▶ [WRITTEN INSTRUCTION]:
Go through the material and tally the lines containing the string "document". Give the total alone.

▶ [INPUT ROWS]:
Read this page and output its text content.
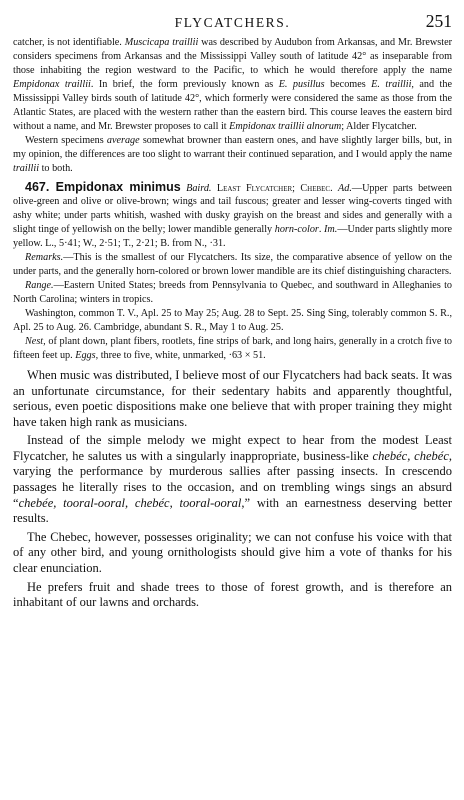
FLYCATCHERS.	251

catcher, is not identifiable. Muscicapa traillii was described by Audubon from Arkansas, and Mr. Brewster considers specimens from Arkansas and the Mississippi Valley south of latitude 42° as inseparable from those inhabiting the region westward to the Pacific, to which he would therefore apply the name Empidonax traillii. In brief, the form previously known as E. pusillus becomes E. traillii, and the Mississippi Valley birds south of latitude 42°, which formerly were considered the same as those from the Atlantic States, are placed with the western rather than the eastern bird. This course leaves the eastern bird without a name, and Mr. Brewster proposes to call it Empidonax traillii alnorum; Alder Flycatcher.

Western specimens average somewhat browner than eastern ones, and have slightly larger bills, but, in my opinion, the differences are too slight to warrant their continued separation, and I would apply the name traillii to both.

467. Empidonax minimus Baird. Least Flycatcher; Chebec. Ad.—Upper parts between olive-green and olive or olive-brown; wings and tail fuscous; greater and lesser wing-coverts tinged with ashy white; under parts whitish, washed with dusky grayish on the breast and sides and generally with a slight tinge of yellowish on the belly; lower mandible generally horn-color. Im.—Under parts slightly more yellow. L., 5·41; W., 2·51; T., 2·21; B. from N., ·31.

Remarks.—This is the smallest of our Flycatchers. Its size, the comparative absence of yellow on the under parts, and the generally horn-colored or brown lower mandible are its chief distinguishing characters.

Range.—Eastern United States; breeds from Pennsylvania to Quebec, and southward in Alleghanies to North Carolina; winters in tropics.

Washington, common T. V., Apl. 25 to May 25; Aug. 28 to Sept. 25. Sing Sing, tolerably common S. R., Apl. 25 to Aug. 26. Cambridge, abundant S. R., May 1 to Aug. 25.

Nest, of plant down, plant fibers, rootlets, fine strips of bark, and long hairs, generally in a crotch five to fifteen feet up. Eggs, three to five, white, unmarked, ·63 × 51.

When music was distributed, I believe most of our Flycatchers had back seats. It was an unfortunate circumstance, for their sedentary habits and apparently thoughtful, serious, even poetic dispositions make one believe that with proper training they might have taken high rank as musicians.

Instead of the simple melody we might expect to hear from the modest Least Flycatcher, he salutes us with a singularly inappropriate, business-like chebéc, chebéc, varying the performance by murderous sallies after passing insects. In crescendo passages he literally rises to the occasion, and on trembling wings sings an absurd “chebée, tooral-ooral, chebéc, tooral-ooral,” with an earnestness deserving better results.

The Chebec, however, possesses originality; we can not confuse his voice with that of any other bird, and young ornithologists should give him a vote of thanks for his clear enunciation.

He prefers fruit and shade trees to those of forest growth, and is therefore an inhabitant of our lawns and orchards.
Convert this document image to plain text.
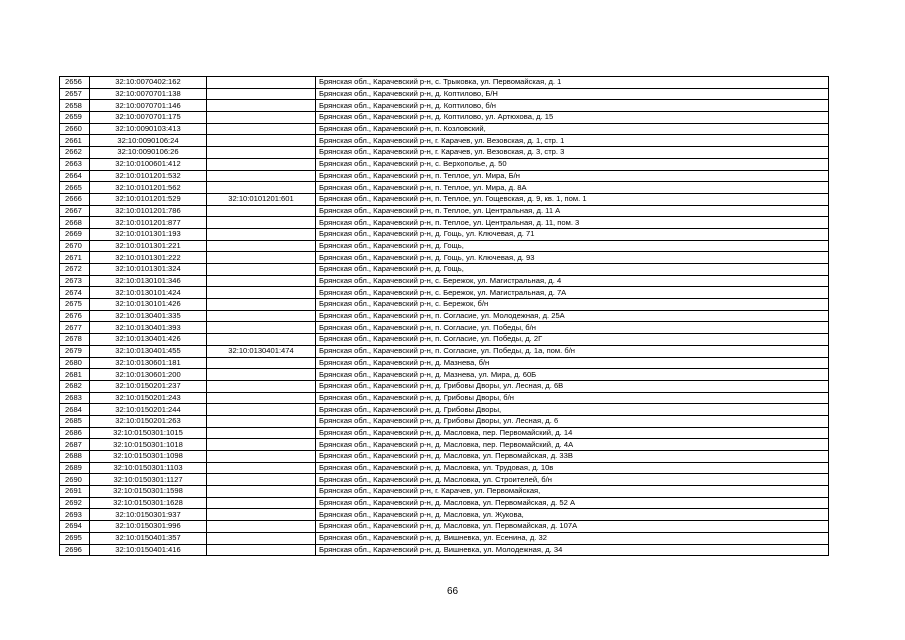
2656	32:10:0070402:162		Брянская обл., Карачевский р-н, с. Трыковка, ул. Первомайская, д. 1
2657	32:10:0070701:138		Брянская обл., Карачевский р-н, д. Коптилово, Б/Н
2658	32:10:0070701:146		Брянская обл., Карачевский р-н, д. Коптилово, б/н
2659	32:10:0070701:175		Брянская обл., Карачевский р-н, д. Коптилово, ул. Артюхова, д. 15
2660	32:10:0090103:413		Брянская обл., Карачевский р-н, п. Козловский,
2661	32:10:0090106:24		Брянская обл., Карачевский р-н, г. Карачев, ул. Везовская, д. 1, стр. 1
2662	32:10:0090106:26		Брянская обл., Карачевский р-н, г. Карачев, ул. Везовская, д. 3, стр. 3
2663	32:10:0100601:412		Брянская обл., Карачевский р-н, с. Верхополье, д. 50
2664	32:10:0101201:532		Брянская обл., Карачевский р-н, п. Теплое, ул. Мира, Б/н
2665	32:10:0101201:562		Брянская обл., Карачевский р-н, п. Теплое, ул. Мира, д. 8А
2666	32:10:0101201:529	32:10:0101201:601	Брянская обл., Карачевский р-н, п. Теплое, ул. Гощевская, д. 9, кв. 1, пом. 1
2667	32:10:0101201:786		Брянская обл., Карачевский р-н, п. Теплое, ул. Центральная, д. 11 А
2668	32:10:0101201:877		Брянская обл., Карачевский р-н, п. Теплое, ул. Центральная, д. 11, пом. 3
2669	32:10:0101301:193		Брянская обл., Карачевский р-н, д. Гощь, ул. Ключевая, д. 71
2670	32:10:0101301:221		Брянская обл., Карачевский р-н, д. Гощь,
2671	32:10:0101301:222		Брянская обл., Карачевский р-н, д. Гощь, ул. Ключевая, д. 93
2672	32:10:0101301:324		Брянская обл., Карачевский р-н, д. Гощь,
2673	32:10:0130101:346		Брянская обл., Карачевский р-н, с. Бережок, ул. Магистральная, д. 4
2674	32:10:0130101:424		Брянская обл., Карачевский р-н, с. Бережок, ул. Магистральная, д. 7А
2675	32:10:0130101:426		Брянская обл., Карачевский р-н, с. Бережок, б/н
2676	32:10:0130401:335		Брянская обл., Карачевский р-н, п. Согласие, ул. Молодежная, д. 25А
2677	32:10:0130401:393		Брянская обл., Карачевский р-н, п. Согласие, ул. Победы, б/н
2678	32:10:0130401:426		Брянская обл., Карачевский р-н, п. Согласие, ул. Победы, д. 2Г
2679	32:10:0130401:455	32:10:0130401:474	Брянская обл., Карачевский р-н, п. Согласие, ул. Победы, д. 1а, пом. б/н
2680	32:10:0130601:181		Брянская обл., Карачевский р-н, д. Мазнева, б/н
2681	32:10:0130601:200		Брянская обл., Карачевский р-н, д. Мазнева, ул. Мира, д. 60Б
2682	32:10:0150201:237		Брянская обл., Карачевский р-н, д. Грибовы Дворы, ул. Лесная, д. 6В
2683	32:10:0150201:243		Брянская обл., Карачевский р-н, д. Грибовы Дворы, б/н
2684	32:10:0150201:244		Брянская обл., Карачевский р-н, д. Грибовы Дворы,
2685	32:10:0150201:263		Брянская обл., Карачевский р-н, д. Грибовы Дворы, ул. Лесная, д. 6
2686	32:10:0150301:1015		Брянская обл., Карачевский р-н, д. Масловка, пер. Первомайский, д. 14
2687	32:10:0150301:1018		Брянская обл., Карачевский р-н, д. Масловка, пер. Первомайский, д. 4А
2688	32:10:0150301:1098		Брянская обл., Карачевский р-н, д. Масловка, ул. Первомайская, д. 33В
2689	32:10:0150301:1103		Брянская обл., Карачевский р-н, д. Масловка, ул. Трудовая, д. 10в
2690	32:10:0150301:1127		Брянская обл., Карачевский р-н, д. Масловка, ул. Строителей, б/н
2691	32:10:0150301:1598		Брянская обл., Карачевский р-н, г. Карачев, ул. Первомайская,
2692	32:10:0150301:1628		Брянская обл., Карачевский р-н, д. Масловка, ул. Первомайская, д. 52 А
2693	32:10:0150301:937		Брянская обл., Карачевский р-н, д. Масловка, ул. Жукова,
2694	32:10:0150301:996		Брянская обл., Карачевский р-н, д. Масловка, ул. Первомайская, д. 107А
2695	32:10:0150401:357		Брянская обл., Карачевский р-н, д. Вишневка, ул. Есенина, д. 32
2696	32:10:0150401:416		Брянская обл., Карачевский р-н, д. Вишневка, ул. Молодежная, д. 34
66
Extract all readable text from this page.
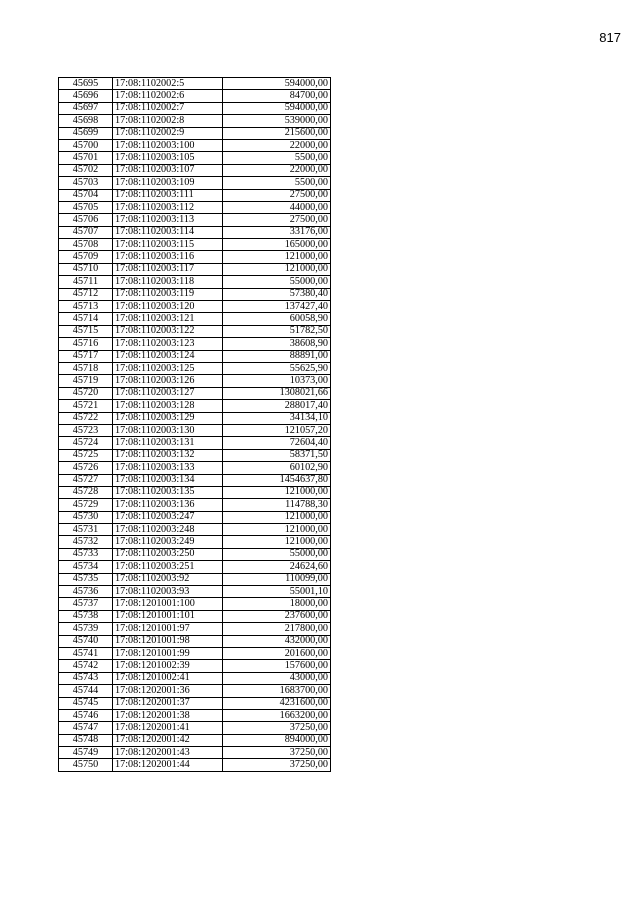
817
45695	17:08:1102002:5	594000,00
45696	17:08:1102002:6	84700,00
45697	17:08:1102002:7	594000,00
45698	17:08:1102002:8	539000,00
45699	17:08:1102002:9	215600,00
45700	17:08:1102003:100	22000,00
45701	17:08:1102003:105	5500,00
45702	17:08:1102003:107	22000,00
45703	17:08:1102003:109	5500,00
45704	17:08:1102003:111	27500,00
45705	17:08:1102003:112	44000,00
45706	17:08:1102003:113	27500,00
45707	17:08:1102003:114	33176,00
45708	17:08:1102003:115	165000,00
45709	17:08:1102003:116	121000,00
45710	17:08:1102003:117	121000,00
45711	17:08:1102003:118	55000,00
45712	17:08:1102003:119	57380,40
45713	17:08:1102003:120	137427,40
45714	17:08:1102003:121	60058,90
45715	17:08:1102003:122	51782,50
45716	17:08:1102003:123	38608,90
45717	17:08:1102003:124	88891,00
45718	17:08:1102003:125	55625,90
45719	17:08:1102003:126	10373,00
45720	17:08:1102003:127	1308021,66
45721	17:08:1102003:128	288017,40
45722	17:08:1102003:129	34134,10
45723	17:08:1102003:130	121057,20
45724	17:08:1102003:131	72604,40
45725	17:08:1102003:132	58371,50
45726	17:08:1102003:133	60102,90
45727	17:08:1102003:134	1454637,80
45728	17:08:1102003:135	121000,00
45729	17:08:1102003:136	114788,30
45730	17:08:1102003:247	121000,00
45731	17:08:1102003:248	121000,00
45732	17:08:1102003:249	121000,00
45733	17:08:1102003:250	55000,00
45734	17:08:1102003:251	24624,60
45735	17:08:1102003:92	110099,00
45736	17:08:1102003:93	55001,10
45737	17:08:1201001:100	18000,00
45738	17:08:1201001:101	237600,00
45739	17:08:1201001:97	217800,00
45740	17:08:1201001:98	432000,00
45741	17:08:1201001:99	201600,00
45742	17:08:1201002:39	157600,00
45743	17:08:1201002:41	43000,00
45744	17:08:1202001:36	1683700,00
45745	17:08:1202001:37	4231600,00
45746	17:08:1202001:38	1663200,00
45747	17:08:1202001:41	37250,00
45748	17:08:1202001:42	894000,00
45749	17:08:1202001:43	37250,00
45750	17:08:1202001:44	37250,00
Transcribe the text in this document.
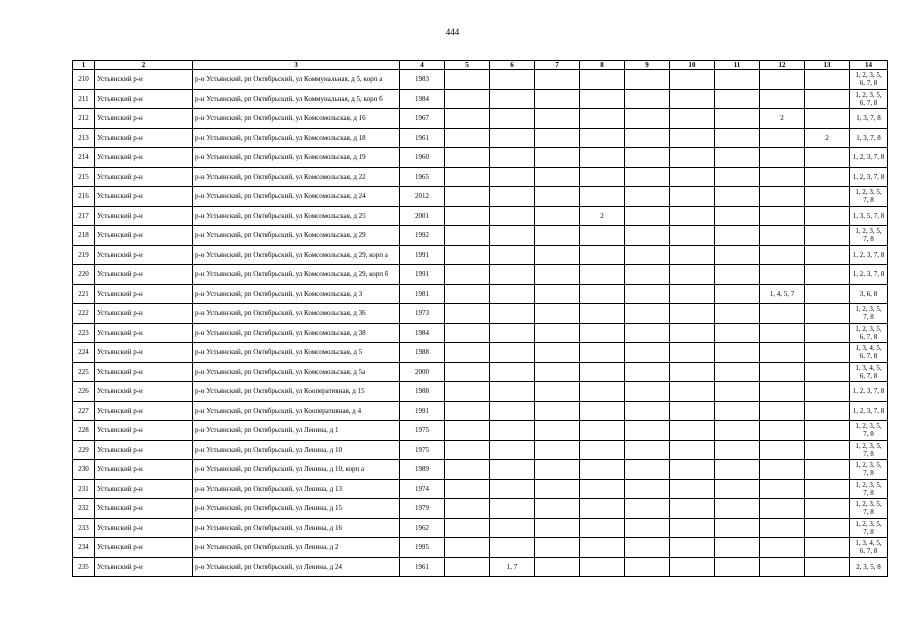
444
1	2	3	4	5	6	7	8	9	10	11	12	13	14
210	Устьянский р-н	р-н Устьянский, рп Октябрьский, ул Коммунальная, д 5, корп а	1983										1, 2, 3, 5, 6, 7, 8
211	Устьянский р-н	р-н Устьянский, рп Октябрьский, ул Коммунальная, д 5, корп б	1984										1, 2, 3, 5, 6, 7, 8
212	Устьянский р-н	р-н Устьянский, рп Октябрьский, ул Комсомольская, д 16	1967								2		1, 3, 7, 8
213	Устьянский р-н	р-н Устьянский, рп Октябрьский, ул Комсомольская, д 18	1961									2	1, 3, 7, 8
214	Устьянский р-н	р-н Устьянский, рп Октябрьский, ул Комсомольская, д 19	1960										1, 2, 3, 7, 8
215	Устьянский р-н	р-н Устьянский, рп Октябрьский, ул Комсомольская, д 22	1965										1, 2, 3, 7, 8
216	Устьянский р-н	р-н Устьянский, рп Октябрьский, ул Комсомольская, д 24	2012										1, 2, 3, 5, 7, 8
217	Устьянский р-н	р-н Устьянский, рп Октябрьский, ул Комсомольская, д 25	2001				2						1, 3, 5, 7, 8
218	Устьянский р-н	р-н Устьянский, рп Октябрьский, ул Комсомольская, д 29	1992										1, 2, 3, 5, 7, 8
219	Устьянский р-н	р-н Устьянский, рп Октябрьский, ул Комсомольская, д 29, корп а	1991										1, 2, 3, 7, 8
220	Устьянский р-н	р-н Устьянский, рп Октябрьский, ул Комсомольская, д 29, корп б	1991										1, 2, 3, 7, 8
221	Устьянский р-н	р-н Устьянский, рп Октябрьский, ул Комсомольская, д 3	1981								1, 4, 5, 7		3, 6, 8
222	Устьянский р-н	р-н Устьянский, рп Октябрьский, ул Комсомольская, д 36	1973										1, 2, 3, 5, 7, 8
223	Устьянский р-н	р-н Устьянский, рп Октябрьский, ул Комсомольская, д 38	1984										1, 2, 3, 5, 6, 7, 8
224	Устьянский р-н	р-н Устьянский, рп Октябрьский, ул Комсомольская, д 5	1988										1, 3, 4, 5, 6, 7, 8
225	Устьянский р-н	р-н Устьянский, рп Октябрьский, ул Комсомольская, д 5а	2000										1, 3, 4, 5, 6, 7, 8
226	Устьянский р-н	р-н Устьянский, рп Октябрьский, ул Кооперативная, д 15	1988										1, 2, 3, 7, 8
227	Устьянский р-н	р-н Устьянский, рп Октябрьский, ул Кооперативная, д 4	1991										1, 2, 3, 7, 8
228	Устьянский р-н	р-н Устьянский, рп Октябрьский, ул Ленина, д 1	1975										1, 2, 3, 5, 7, 8
229	Устьянский р-н	р-н Устьянский, рп Октябрьский, ул Ленина, д 10	1975										1, 2, 3, 5, 7, 8
230	Устьянский р-н	р-н Устьянский, рп Октябрьский, ул Ленина, д 10, корп а	1989										1, 2, 3, 5, 7, 8
231	Устьянский р-н	р-н Устьянский, рп Октябрьский, ул Ленина, д 13	1974										1, 2, 3, 5, 7, 8
232	Устьянский р-н	р-н Устьянский, рп Октябрьский, ул Ленина, д 15	1979										1, 2, 3, 5, 7, 8
233	Устьянский р-н	р-н Устьянский, рп Октябрьский, ул Ленина, д 16	1962										1, 2, 3, 5, 7, 8
234	Устьянский р-н	р-н Устьянский, рп Октябрьский, ул Ленина, д 2	1995										1, 3, 4, 5, 6, 7, 8
235	Устьянский р-н	р-н Устьянский, рп Октябрьский, ул Ленина, д 24	1961		1, 7								2, 3, 5, 8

▶ [WRITTEN RESPONSE]:
2